Stated exercise
The records below must be written out exactly, with every picture left behind.

Given records
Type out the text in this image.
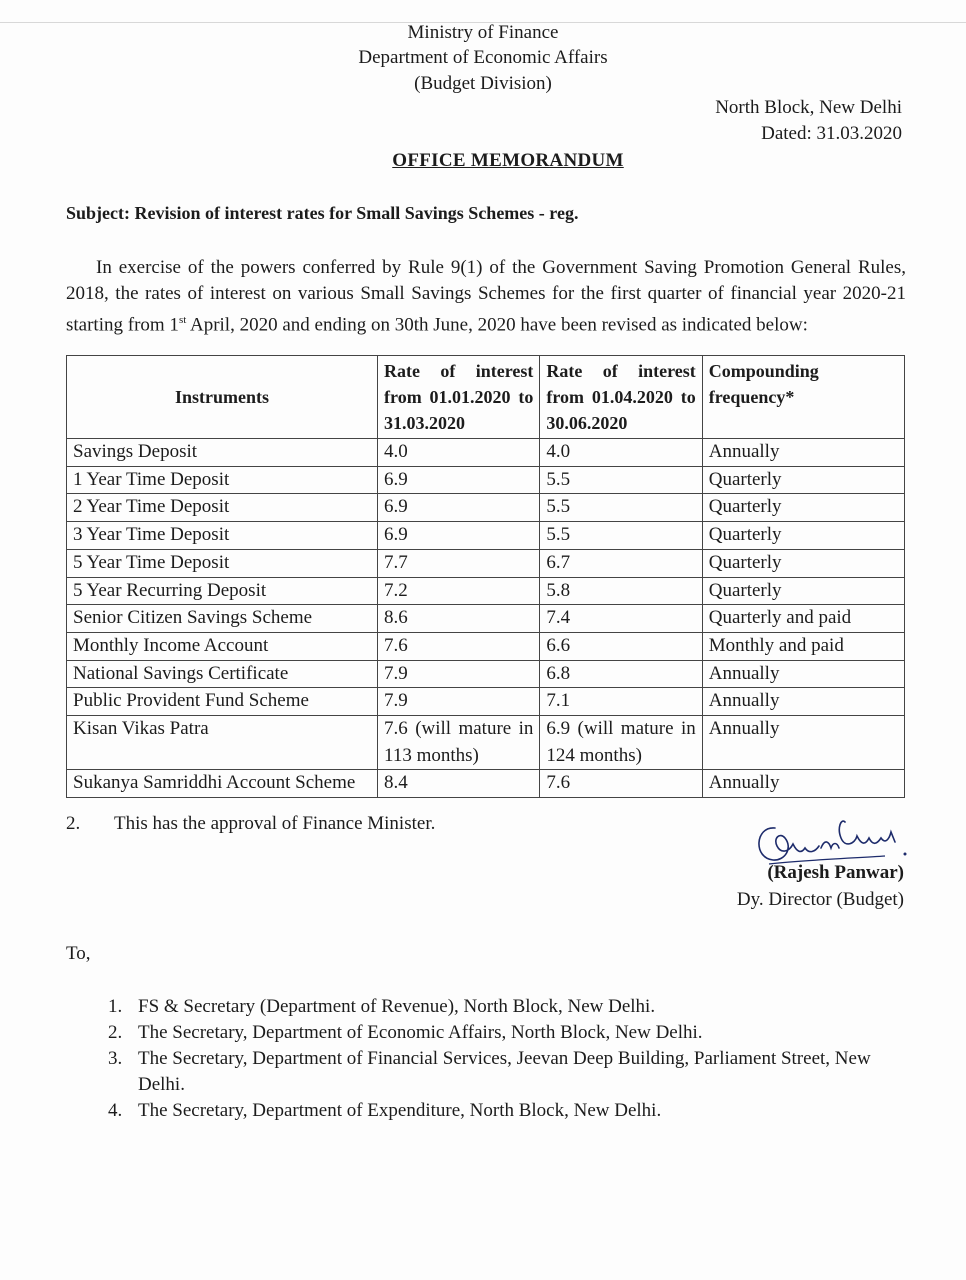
Ministry of Finance
Department of Economic Affairs
(Budget Division)
North Block, New Delhi
Dated: 31.03.2020
OFFICE MEMORANDUM
Subject: Revision of interest rates for Small Savings Schemes - reg.
In exercise of the powers conferred by Rule 9(1) of the Government Saving Promotion General Rules, 2018, the rates of interest on various Small Savings Schemes for the first quarter of financial year 2020-21 starting from 1st April, 2020 and ending on 30th June, 2020 have been revised as indicated below:
Instruments	Rate of interest from 01.01.2020 to 31.03.2020	Rate of interest from 01.04.2020 to 30.06.2020	Compounding frequency*
Savings Deposit	4.0	4.0	Annually
1 Year Time Deposit	6.9	5.5	Quarterly
2 Year Time Deposit	6.9	5.5	Quarterly
3 Year Time Deposit	6.9	5.5	Quarterly
5 Year Time Deposit	7.7	6.7	Quarterly
5 Year Recurring Deposit	7.2	5.8	Quarterly
Senior Citizen Savings Scheme	8.6	7.4	Quarterly and paid
Monthly Income Account	7.6	6.6	Monthly and paid
National Savings Certificate	7.9	6.8	Annually
Public Provident Fund Scheme	7.9	7.1	Annually
Kisan Vikas Patra	7.6 (will mature in 113 months)	6.9 (will mature in 124 months)	Annually
Sukanya Samriddhi Account Scheme	8.4	7.6	Annually
2. This has the approval of Finance Minister.
(Rajesh Panwar)
Dy. Director (Budget)
To,
1. FS & Secretary (Department of Revenue), North Block, New Delhi.
2. The Secretary, Department of Economic Affairs, North Block, New Delhi.
3. The Secretary, Department of Financial Services, Jeevan Deep Building, Parliament Street, New Delhi.
4. The Secretary, Department of Expenditure, North Block, New Delhi.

Solution for this problem
Type out the text in this image.
Ministry of Finance
Department of Economic Affairs
(Budget Division)
North Block, New Delhi
Dated: 31.03.2020
OFFICE MEMORANDUM
Subject: Revision of interest rates for Small Savings Schemes - reg.
In exercise of the powers conferred by Rule 9(1) of the Government Saving Promotion General Rules, 2018, the rates of interest on various Small Savings Schemes for the first quarter of financial year 2020-21 starting from 1st April, 2020 and ending on 30th June, 2020 have been revised as indicated below:
Instruments	Rate of interest from 01.01.2020 to 31.03.2020	Rate of interest from 01.04.2020 to 30.06.2020	Compounding frequency*
Savings Deposit	4.0	4.0	Annually
1 Year Time Deposit	6.9	5.5	Quarterly
2 Year Time Deposit	6.9	5.5	Quarterly
3 Year Time Deposit	6.9	5.5	Quarterly
5 Year Time Deposit	7.7	6.7	Quarterly
5 Year Recurring Deposit	7.2	5.8	Quarterly
Senior Citizen Savings Scheme	8.6	7.4	Quarterly and paid
Monthly Income Account	7.6	6.6	Monthly and paid
National Savings Certificate	7.9	6.8	Annually
Public Provident Fund Scheme	7.9	7.1	Annually
Kisan Vikas Patra	7.6 (will mature in 113 months)	6.9 (will mature in 124 months)	Annually
Sukanya Samriddhi Account Scheme	8.4	7.6	Annually
2. This has the approval of Finance Minister.
(Rajesh Panwar)
Dy. Director (Budget)
To,
1. FS & Secretary (Department of Revenue), North Block, New Delhi.
2. The Secretary, Department of Economic Affairs, North Block, New Delhi.
3. The Secretary, Department of Financial Services, Jeevan Deep Building, Parliament Street, New Delhi.
4. The Secretary, Department of Expenditure, North Block, New Delhi.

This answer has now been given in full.